>> Start Available data

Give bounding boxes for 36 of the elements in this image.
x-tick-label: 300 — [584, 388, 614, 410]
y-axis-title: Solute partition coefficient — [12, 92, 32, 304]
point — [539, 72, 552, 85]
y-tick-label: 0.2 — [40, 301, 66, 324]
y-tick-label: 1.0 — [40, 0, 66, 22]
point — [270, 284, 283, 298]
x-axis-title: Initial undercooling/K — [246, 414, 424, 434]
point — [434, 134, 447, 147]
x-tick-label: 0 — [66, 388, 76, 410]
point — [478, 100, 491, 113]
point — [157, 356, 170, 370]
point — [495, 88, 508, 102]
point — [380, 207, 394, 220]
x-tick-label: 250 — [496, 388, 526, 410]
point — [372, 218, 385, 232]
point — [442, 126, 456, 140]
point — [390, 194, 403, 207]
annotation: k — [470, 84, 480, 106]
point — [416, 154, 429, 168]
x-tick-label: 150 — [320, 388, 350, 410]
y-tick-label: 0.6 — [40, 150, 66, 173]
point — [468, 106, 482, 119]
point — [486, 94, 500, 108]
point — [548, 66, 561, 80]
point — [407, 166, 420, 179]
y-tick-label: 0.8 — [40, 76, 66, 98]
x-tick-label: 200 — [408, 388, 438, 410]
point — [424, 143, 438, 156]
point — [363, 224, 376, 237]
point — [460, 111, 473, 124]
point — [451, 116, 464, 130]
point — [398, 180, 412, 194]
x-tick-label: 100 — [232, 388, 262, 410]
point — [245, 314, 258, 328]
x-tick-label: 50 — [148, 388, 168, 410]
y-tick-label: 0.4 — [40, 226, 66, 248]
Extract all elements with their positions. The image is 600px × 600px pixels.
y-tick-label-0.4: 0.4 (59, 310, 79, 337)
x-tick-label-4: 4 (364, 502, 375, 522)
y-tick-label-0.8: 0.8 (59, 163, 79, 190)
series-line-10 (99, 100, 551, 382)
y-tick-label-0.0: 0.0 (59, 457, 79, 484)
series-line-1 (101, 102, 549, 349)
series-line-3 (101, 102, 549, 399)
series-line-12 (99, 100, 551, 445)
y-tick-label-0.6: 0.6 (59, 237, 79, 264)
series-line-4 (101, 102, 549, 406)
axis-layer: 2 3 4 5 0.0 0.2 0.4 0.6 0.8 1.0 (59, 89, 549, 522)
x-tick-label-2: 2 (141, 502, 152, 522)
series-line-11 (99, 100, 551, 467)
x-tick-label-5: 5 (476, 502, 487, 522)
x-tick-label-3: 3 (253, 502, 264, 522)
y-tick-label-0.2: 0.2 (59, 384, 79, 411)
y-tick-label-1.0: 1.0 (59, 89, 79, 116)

>> End Available data

• **Exercise details**
Lay out the rows above as a numbered list, from the first line through the line containing "point — [495, 88, 508, 102]", skipping any blank lines.

• **Final answer**
1. Give bounding boxes for 36 of the elements in this image.
2. x-tick-label: 300 — [584, 388, 614, 410]
3. y-axis-title: Solute partition coefficient — [12, 92, 32, 304]
4. point — [539, 72, 552, 85]
5. y-tick-label: 0.2 — [40, 301, 66, 324]
6. y-tick-label: 1.0 — [40, 0, 66, 22]
7. point — [270, 284, 283, 298]
8. x-axis-title: Initial undercooling/K — [246, 414, 424, 434]
9. point — [434, 134, 447, 147]
10. x-tick-label: 0 — [66, 388, 76, 410]
11. point — [478, 100, 491, 113]
12. point — [157, 356, 170, 370]
13. point — [495, 88, 508, 102]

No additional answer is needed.